**THE INPUT**
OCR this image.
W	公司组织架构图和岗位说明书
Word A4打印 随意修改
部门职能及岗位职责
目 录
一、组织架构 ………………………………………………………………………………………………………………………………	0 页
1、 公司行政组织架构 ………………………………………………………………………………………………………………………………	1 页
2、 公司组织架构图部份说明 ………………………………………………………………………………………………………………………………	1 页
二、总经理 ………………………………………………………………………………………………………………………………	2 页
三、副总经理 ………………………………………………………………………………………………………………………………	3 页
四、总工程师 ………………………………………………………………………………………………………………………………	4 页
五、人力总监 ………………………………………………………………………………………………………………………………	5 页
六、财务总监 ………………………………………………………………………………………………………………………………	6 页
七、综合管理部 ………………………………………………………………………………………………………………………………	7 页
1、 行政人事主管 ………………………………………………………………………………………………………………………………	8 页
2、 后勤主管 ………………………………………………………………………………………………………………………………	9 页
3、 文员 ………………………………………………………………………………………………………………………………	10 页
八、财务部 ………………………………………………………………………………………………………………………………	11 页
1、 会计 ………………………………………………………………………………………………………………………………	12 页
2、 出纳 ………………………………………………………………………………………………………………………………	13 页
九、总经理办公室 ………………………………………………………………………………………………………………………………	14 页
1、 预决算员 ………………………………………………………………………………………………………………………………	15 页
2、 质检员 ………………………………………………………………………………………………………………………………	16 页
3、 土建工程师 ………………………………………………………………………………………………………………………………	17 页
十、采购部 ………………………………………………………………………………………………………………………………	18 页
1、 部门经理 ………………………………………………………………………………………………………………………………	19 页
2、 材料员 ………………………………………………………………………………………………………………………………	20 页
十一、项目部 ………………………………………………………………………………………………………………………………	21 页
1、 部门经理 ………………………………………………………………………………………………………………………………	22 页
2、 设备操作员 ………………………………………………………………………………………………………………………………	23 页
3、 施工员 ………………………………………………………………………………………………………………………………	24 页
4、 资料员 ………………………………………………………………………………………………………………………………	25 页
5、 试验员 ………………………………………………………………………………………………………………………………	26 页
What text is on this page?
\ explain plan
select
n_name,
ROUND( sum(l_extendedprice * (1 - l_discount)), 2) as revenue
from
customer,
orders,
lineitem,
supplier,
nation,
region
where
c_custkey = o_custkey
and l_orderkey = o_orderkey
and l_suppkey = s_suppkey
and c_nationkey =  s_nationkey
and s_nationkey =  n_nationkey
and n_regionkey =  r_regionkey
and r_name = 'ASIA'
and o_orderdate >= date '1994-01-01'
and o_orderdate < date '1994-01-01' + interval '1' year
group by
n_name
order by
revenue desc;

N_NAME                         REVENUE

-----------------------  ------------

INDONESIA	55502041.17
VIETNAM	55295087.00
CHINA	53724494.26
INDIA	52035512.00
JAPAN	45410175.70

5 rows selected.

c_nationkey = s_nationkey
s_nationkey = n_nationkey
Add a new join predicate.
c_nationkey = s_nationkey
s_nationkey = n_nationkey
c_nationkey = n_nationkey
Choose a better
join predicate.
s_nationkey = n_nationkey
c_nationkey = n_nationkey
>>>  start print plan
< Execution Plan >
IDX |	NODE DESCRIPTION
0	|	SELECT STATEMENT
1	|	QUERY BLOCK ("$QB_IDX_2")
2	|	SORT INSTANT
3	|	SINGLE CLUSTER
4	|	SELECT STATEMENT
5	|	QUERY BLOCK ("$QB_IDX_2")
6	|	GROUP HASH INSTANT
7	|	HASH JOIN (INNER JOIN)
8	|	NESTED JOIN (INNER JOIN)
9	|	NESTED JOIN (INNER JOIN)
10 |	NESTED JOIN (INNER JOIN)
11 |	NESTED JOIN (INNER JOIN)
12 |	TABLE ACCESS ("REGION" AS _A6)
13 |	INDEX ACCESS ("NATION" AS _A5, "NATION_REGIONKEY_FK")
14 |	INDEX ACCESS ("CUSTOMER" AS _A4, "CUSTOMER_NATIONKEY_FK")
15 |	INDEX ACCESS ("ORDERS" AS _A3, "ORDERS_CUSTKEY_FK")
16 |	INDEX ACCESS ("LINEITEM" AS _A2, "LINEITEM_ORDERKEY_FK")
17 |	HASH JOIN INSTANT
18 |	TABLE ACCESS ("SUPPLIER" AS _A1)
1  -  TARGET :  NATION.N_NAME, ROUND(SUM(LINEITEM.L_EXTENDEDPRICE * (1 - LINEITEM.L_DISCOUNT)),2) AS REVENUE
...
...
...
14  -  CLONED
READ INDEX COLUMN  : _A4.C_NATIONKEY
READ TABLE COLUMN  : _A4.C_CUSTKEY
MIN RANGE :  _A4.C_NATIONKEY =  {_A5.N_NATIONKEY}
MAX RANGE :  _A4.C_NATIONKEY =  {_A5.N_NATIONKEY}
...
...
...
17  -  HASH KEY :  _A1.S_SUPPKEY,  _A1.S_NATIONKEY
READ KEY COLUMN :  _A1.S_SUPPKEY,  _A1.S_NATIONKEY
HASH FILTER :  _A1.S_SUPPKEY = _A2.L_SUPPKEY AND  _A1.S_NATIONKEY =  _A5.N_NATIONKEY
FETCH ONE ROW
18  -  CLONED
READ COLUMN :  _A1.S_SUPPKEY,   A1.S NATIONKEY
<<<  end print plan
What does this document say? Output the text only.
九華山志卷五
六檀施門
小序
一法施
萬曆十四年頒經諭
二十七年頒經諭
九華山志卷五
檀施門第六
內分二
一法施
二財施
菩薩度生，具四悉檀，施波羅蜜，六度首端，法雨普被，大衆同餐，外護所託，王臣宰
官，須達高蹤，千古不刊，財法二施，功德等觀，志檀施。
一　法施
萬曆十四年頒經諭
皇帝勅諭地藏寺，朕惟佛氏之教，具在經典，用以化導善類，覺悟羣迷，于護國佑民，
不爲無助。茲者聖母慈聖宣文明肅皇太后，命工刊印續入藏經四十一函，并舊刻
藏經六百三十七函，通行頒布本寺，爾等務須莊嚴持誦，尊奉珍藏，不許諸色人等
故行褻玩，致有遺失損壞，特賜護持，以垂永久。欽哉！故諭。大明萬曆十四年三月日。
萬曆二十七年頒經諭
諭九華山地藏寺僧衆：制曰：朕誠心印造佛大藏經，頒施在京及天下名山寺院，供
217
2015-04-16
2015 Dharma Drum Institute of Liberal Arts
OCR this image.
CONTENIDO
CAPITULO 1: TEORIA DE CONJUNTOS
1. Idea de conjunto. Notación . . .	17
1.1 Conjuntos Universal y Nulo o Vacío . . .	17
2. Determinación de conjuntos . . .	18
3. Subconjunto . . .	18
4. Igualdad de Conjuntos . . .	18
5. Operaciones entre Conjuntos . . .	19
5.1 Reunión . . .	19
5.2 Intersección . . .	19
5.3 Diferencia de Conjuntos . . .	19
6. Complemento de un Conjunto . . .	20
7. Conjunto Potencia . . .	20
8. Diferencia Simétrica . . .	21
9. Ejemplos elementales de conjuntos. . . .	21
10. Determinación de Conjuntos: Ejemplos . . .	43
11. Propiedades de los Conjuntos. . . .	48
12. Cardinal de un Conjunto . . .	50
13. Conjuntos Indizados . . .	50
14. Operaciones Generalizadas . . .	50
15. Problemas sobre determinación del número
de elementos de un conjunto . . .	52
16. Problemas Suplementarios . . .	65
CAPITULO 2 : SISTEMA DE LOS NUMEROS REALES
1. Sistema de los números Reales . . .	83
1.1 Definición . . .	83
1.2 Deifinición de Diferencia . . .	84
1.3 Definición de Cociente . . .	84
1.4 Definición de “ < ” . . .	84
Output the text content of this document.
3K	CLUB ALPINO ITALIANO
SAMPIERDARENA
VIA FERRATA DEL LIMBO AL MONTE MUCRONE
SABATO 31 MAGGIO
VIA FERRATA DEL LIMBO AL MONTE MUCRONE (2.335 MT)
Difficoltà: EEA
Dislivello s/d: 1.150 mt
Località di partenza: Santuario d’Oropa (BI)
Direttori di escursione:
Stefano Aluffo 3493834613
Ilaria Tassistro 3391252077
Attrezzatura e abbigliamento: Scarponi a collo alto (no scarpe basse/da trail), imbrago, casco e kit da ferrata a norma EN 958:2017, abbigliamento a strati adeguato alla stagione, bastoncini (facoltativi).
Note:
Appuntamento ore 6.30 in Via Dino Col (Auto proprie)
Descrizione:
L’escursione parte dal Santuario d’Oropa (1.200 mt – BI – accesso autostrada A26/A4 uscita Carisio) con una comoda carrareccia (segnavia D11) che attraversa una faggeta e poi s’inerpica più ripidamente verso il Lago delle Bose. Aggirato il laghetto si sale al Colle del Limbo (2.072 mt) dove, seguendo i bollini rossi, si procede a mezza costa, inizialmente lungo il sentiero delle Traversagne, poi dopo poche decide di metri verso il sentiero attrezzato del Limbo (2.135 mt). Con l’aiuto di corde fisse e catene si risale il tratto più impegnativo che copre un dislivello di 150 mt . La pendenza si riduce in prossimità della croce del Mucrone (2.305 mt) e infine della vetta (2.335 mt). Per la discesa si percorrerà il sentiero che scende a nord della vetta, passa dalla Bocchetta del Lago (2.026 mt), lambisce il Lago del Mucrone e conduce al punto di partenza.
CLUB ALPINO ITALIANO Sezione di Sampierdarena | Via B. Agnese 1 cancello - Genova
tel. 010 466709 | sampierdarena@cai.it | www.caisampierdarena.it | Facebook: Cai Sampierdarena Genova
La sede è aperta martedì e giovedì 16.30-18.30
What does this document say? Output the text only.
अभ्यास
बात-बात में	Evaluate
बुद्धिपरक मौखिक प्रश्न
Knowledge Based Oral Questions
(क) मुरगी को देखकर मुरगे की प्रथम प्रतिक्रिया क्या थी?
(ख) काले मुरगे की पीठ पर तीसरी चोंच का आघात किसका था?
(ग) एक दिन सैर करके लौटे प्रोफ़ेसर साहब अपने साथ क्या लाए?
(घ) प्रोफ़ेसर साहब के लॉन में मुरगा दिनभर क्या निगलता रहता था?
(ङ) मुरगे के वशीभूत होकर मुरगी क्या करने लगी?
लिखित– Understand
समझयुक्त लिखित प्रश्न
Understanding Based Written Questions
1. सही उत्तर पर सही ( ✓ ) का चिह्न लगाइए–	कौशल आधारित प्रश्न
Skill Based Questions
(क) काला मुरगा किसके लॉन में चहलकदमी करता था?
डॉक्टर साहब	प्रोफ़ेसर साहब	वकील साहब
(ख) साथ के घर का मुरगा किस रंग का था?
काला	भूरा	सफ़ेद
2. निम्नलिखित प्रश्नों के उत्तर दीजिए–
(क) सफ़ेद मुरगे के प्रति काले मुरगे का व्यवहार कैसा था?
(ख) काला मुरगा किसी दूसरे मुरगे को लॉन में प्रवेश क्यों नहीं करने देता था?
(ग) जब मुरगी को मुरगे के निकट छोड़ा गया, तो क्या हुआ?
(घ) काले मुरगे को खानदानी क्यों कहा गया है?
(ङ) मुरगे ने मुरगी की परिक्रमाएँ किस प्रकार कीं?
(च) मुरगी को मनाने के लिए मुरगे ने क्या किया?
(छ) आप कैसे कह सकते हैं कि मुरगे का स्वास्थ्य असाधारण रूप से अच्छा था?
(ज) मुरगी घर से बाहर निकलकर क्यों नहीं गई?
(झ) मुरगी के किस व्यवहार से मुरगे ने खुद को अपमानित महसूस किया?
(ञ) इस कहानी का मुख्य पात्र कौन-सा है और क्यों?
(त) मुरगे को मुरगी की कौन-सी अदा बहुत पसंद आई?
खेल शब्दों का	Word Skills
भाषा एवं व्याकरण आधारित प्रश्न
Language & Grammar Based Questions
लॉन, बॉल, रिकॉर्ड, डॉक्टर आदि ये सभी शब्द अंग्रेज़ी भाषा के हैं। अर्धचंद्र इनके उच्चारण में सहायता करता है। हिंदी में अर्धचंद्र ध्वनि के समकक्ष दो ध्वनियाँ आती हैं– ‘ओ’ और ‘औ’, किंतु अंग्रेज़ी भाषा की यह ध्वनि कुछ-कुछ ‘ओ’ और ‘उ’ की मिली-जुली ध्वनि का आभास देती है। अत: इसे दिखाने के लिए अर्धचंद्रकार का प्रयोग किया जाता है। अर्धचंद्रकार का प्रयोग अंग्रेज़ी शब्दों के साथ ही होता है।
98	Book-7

**STATED TASK**
Check the data for the word "STATEMENT" and pull out the lines that have it.

**EXERCISE RESULT**
0	|	SELECT STATEMENT
4	|	SELECT STATEMENT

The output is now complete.